## Stored records
————————
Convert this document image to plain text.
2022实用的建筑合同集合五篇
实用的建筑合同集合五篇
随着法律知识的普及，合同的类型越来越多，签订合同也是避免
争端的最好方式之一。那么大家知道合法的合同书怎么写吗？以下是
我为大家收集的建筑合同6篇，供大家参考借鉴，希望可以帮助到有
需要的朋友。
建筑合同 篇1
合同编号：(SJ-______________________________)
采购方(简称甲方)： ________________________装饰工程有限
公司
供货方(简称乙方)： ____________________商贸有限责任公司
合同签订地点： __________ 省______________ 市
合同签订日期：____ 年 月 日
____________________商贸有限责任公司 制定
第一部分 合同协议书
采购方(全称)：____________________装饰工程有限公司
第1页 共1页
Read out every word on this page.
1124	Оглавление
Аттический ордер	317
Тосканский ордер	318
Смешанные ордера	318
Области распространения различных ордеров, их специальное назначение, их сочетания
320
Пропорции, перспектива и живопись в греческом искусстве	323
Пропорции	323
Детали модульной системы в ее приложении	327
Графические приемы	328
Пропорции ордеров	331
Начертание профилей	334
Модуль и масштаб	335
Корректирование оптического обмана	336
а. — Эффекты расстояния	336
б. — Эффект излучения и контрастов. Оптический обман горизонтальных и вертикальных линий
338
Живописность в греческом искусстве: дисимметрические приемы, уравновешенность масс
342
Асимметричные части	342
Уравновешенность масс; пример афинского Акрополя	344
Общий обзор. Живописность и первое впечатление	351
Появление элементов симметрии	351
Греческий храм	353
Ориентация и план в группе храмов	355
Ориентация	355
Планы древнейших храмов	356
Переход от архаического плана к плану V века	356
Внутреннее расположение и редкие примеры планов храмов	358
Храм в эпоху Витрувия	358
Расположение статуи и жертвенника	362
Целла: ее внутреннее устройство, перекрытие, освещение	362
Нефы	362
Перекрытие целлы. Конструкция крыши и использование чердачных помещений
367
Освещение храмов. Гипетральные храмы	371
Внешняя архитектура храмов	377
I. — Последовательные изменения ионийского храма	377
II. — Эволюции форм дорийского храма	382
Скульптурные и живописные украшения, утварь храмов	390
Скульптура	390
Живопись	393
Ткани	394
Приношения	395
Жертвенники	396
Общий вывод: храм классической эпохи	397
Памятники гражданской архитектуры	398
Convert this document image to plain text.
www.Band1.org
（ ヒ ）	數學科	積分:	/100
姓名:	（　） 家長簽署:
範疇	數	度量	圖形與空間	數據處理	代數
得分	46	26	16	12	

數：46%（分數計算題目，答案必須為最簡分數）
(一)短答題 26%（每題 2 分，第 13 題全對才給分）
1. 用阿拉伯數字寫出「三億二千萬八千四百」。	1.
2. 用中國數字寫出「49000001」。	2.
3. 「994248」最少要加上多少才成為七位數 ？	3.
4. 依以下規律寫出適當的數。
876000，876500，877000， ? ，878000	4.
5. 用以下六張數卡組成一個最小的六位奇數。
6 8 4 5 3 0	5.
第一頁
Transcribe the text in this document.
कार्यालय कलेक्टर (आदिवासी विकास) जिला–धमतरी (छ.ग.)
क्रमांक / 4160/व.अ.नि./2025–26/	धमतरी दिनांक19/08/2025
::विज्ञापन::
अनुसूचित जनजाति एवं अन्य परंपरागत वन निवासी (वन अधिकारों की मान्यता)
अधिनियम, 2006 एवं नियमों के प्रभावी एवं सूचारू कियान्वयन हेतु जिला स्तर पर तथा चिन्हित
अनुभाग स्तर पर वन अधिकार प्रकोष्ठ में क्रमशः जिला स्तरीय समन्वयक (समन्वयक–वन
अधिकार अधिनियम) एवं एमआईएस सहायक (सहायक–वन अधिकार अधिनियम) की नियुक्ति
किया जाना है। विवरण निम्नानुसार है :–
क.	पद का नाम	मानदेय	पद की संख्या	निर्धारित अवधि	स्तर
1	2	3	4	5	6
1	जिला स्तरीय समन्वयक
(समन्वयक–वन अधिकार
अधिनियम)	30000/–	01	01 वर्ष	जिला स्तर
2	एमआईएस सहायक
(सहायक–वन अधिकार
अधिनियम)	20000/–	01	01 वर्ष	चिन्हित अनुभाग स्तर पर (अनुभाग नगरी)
————————
In the records above, find each line holding "Общий" and copy it.

Общий обзор. Живописность и первое впечатление	351
Общий вывод: храм классической эпохи	397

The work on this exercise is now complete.